WHAT IS ASKED -> Answer with a single number: how many lines in the listing below include "Кина"?

PROVIDED DATA ->
┌──

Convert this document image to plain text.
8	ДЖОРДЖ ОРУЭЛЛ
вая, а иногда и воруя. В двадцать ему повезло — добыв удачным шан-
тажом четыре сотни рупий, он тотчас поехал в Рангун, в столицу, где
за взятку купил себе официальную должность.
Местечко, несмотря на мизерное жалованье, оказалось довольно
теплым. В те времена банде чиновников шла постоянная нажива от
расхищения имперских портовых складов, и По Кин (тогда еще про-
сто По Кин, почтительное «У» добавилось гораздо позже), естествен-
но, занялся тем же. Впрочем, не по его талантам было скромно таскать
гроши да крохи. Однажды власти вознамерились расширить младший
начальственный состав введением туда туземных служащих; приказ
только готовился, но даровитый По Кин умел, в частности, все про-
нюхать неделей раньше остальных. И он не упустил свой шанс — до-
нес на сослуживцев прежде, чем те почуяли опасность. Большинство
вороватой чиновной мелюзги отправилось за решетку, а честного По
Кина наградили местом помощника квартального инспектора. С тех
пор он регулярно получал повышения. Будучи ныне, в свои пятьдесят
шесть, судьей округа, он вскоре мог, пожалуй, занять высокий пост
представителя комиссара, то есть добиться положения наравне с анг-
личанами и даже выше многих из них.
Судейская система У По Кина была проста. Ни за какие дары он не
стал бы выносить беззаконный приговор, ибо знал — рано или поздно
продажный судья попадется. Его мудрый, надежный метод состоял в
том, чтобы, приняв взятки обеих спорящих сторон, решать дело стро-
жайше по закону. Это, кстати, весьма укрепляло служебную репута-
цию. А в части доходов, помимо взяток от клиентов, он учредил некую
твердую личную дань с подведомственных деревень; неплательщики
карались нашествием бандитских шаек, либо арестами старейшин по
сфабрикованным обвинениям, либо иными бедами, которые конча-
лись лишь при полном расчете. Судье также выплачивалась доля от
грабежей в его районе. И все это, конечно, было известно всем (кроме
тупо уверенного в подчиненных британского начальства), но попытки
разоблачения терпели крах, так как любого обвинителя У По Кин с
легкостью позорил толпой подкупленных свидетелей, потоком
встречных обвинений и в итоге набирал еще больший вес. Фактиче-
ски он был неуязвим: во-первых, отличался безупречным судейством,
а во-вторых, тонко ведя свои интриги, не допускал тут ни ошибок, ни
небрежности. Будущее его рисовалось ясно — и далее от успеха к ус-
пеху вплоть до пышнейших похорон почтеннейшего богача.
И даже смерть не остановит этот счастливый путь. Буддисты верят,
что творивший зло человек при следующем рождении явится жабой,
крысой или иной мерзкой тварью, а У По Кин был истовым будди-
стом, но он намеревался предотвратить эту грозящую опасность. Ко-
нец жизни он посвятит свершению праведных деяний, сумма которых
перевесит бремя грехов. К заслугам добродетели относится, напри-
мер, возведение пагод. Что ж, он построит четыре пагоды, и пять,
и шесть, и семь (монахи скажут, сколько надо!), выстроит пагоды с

└──

RESULT OF THIS EXERCISE -> 2